**STATED PROBLEM:**
Count the lines below that contain the word "type", and reply with that number alone.

**TASK MATERIAL:**
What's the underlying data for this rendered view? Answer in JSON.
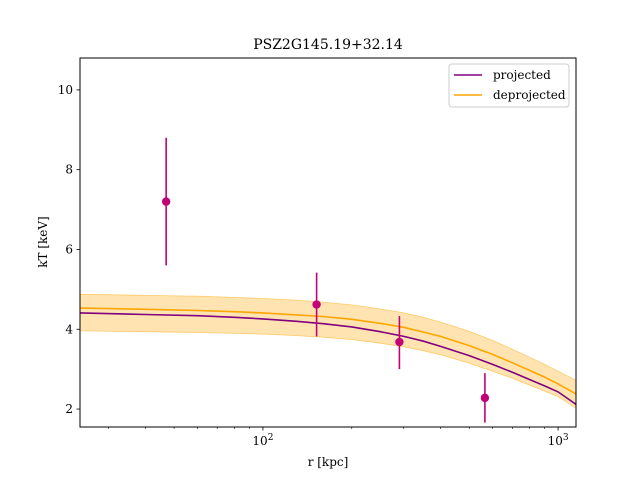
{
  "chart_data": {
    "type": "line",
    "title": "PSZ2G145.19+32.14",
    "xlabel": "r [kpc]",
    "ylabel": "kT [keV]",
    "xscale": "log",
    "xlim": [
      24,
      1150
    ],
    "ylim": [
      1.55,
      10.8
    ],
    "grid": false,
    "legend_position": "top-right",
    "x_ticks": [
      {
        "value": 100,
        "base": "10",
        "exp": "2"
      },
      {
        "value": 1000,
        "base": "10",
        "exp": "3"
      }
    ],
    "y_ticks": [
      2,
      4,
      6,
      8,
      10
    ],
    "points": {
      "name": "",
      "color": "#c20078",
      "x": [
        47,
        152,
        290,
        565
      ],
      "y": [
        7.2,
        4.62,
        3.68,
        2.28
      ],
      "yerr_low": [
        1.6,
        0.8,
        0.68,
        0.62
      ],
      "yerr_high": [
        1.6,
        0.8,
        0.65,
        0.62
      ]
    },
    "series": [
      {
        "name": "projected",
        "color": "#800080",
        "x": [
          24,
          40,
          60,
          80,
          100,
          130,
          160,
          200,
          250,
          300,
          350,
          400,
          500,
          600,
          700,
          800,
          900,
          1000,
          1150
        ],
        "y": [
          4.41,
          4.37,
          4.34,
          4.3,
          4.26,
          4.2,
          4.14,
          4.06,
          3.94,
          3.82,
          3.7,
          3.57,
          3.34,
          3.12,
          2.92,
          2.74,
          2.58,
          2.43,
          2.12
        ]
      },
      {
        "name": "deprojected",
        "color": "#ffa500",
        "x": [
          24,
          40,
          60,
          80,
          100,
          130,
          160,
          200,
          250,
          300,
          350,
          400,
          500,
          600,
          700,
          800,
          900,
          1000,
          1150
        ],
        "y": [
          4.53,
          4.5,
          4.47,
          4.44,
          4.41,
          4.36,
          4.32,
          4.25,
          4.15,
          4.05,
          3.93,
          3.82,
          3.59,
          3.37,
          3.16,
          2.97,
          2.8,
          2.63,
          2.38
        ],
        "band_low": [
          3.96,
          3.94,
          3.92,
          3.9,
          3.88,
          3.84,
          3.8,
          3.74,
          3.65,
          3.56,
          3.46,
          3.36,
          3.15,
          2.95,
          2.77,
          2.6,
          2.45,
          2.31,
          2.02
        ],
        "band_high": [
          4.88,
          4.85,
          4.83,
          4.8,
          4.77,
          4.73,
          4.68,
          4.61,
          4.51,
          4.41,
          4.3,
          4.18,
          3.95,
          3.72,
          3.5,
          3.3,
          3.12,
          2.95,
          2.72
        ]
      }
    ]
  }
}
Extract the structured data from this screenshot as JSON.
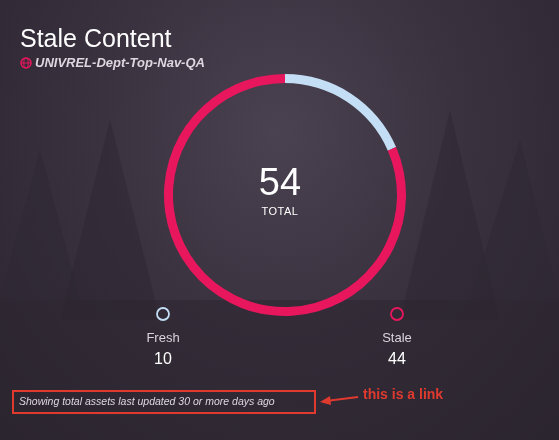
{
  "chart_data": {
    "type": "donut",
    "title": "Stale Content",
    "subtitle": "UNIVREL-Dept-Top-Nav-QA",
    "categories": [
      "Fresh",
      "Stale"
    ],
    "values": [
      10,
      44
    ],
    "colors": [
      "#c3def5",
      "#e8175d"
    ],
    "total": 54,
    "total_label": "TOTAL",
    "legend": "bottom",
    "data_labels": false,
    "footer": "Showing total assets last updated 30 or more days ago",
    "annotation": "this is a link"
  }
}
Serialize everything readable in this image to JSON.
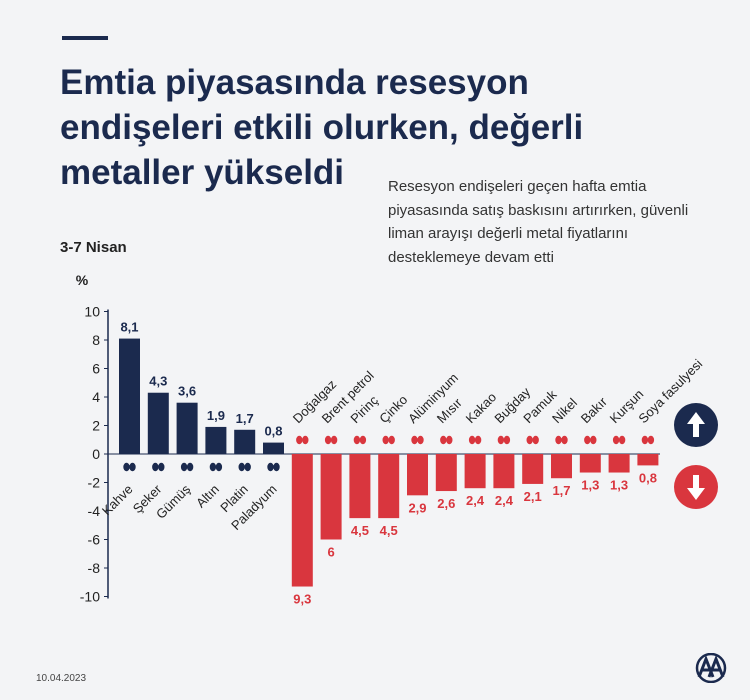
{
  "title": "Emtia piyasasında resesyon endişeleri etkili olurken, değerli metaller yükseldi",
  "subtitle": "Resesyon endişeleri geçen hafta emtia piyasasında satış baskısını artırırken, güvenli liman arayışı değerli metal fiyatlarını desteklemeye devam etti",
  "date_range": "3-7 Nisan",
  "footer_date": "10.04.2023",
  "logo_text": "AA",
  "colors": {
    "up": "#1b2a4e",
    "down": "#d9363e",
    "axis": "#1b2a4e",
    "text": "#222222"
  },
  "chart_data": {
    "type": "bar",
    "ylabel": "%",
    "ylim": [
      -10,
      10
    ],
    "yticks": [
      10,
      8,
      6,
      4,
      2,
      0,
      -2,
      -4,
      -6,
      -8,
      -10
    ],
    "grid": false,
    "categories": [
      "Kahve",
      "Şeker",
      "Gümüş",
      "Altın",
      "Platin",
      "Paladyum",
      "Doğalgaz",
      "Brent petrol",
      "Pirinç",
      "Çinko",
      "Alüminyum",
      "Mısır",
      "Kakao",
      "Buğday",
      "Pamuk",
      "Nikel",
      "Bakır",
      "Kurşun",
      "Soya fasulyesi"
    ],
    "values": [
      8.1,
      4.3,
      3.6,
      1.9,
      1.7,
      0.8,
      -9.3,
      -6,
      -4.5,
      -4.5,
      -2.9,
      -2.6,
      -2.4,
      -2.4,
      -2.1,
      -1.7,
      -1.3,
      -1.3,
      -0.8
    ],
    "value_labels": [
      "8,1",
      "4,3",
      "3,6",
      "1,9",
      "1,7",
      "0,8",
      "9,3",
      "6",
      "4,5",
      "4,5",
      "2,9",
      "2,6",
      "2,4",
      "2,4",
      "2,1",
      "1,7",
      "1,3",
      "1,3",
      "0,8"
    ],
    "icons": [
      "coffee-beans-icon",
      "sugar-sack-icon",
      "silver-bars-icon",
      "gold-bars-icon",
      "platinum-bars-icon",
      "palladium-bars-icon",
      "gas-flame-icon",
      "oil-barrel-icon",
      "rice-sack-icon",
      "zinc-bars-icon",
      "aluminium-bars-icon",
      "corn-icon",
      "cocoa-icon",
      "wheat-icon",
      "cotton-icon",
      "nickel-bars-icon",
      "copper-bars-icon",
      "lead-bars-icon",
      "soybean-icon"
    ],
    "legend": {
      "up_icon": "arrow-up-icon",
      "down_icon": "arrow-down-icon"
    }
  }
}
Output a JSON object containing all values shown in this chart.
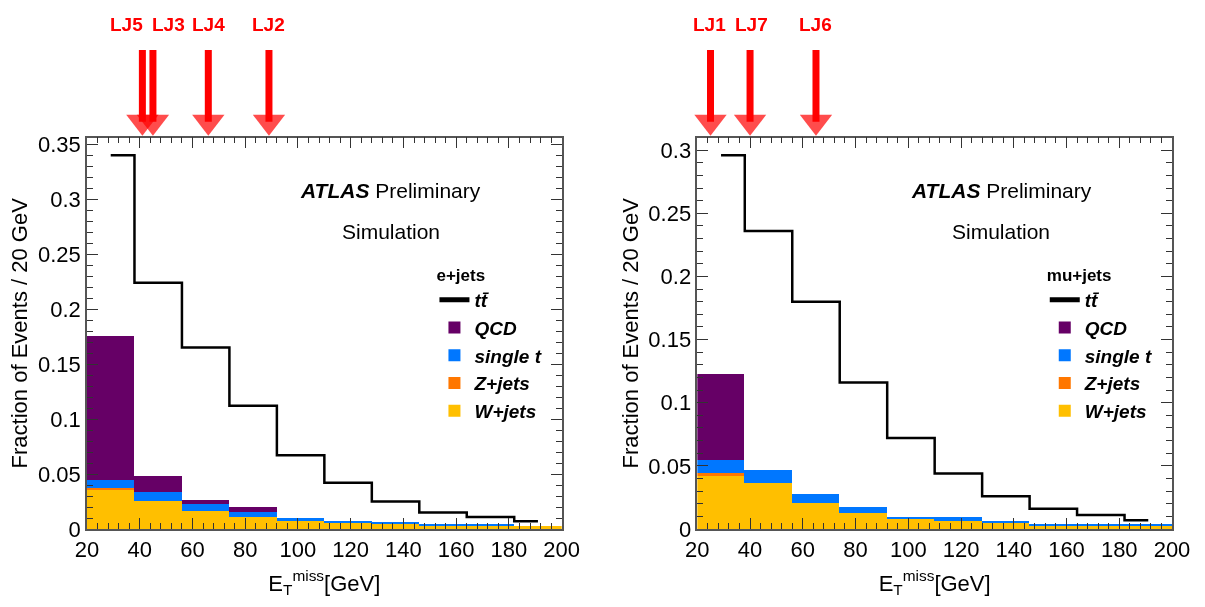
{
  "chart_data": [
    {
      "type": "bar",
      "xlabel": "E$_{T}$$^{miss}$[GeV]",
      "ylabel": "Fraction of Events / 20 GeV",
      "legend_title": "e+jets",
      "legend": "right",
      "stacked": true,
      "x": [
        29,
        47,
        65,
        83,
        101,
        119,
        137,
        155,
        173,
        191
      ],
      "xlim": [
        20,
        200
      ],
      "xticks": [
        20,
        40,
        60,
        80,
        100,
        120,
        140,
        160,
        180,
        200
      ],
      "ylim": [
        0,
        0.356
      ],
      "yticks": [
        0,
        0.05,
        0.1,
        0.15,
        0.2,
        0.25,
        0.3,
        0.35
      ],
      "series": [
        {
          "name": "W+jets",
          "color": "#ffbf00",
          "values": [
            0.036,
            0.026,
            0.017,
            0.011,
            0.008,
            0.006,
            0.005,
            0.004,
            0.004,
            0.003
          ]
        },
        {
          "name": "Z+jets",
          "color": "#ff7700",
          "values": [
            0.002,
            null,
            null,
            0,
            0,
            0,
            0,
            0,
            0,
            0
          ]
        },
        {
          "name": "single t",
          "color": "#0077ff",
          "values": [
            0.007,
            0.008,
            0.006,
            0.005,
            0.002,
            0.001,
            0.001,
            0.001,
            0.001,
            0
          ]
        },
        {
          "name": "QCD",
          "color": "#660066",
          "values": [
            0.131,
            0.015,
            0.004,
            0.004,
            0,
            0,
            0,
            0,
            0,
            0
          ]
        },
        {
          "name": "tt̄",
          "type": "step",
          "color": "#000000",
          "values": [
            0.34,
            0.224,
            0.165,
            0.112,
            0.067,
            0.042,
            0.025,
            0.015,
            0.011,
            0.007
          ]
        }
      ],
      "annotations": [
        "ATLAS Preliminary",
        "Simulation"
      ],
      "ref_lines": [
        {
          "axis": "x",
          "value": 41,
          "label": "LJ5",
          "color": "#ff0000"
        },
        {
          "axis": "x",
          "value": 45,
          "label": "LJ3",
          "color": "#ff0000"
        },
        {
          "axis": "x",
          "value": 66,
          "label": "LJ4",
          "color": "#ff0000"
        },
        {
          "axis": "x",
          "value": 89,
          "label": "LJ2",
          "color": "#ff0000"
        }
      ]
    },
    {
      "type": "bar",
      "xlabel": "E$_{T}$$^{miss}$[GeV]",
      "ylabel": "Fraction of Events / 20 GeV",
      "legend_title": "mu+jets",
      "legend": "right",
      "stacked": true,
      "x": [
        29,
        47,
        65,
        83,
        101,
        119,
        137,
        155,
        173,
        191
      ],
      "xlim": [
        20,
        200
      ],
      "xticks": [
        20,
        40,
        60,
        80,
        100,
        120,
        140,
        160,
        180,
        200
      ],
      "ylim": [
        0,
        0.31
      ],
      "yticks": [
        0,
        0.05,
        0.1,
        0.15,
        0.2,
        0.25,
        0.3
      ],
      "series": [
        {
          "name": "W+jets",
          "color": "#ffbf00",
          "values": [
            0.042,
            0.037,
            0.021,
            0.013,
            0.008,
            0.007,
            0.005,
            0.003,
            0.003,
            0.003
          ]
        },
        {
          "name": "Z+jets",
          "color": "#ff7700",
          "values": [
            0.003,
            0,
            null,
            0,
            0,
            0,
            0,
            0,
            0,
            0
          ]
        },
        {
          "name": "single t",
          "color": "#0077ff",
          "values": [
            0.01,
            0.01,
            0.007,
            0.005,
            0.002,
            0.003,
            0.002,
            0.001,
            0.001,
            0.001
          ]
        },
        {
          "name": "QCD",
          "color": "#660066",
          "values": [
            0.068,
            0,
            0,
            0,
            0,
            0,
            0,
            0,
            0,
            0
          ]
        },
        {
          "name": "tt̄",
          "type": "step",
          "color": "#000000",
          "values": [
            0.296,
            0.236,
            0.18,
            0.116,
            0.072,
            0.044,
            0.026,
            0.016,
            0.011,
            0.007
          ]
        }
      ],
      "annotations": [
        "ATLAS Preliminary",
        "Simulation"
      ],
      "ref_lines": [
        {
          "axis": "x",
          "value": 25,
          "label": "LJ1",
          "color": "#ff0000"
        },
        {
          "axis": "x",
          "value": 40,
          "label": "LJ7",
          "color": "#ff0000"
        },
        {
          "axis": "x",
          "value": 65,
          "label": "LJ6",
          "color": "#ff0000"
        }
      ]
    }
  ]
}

**FINISHED ANSWER:**
7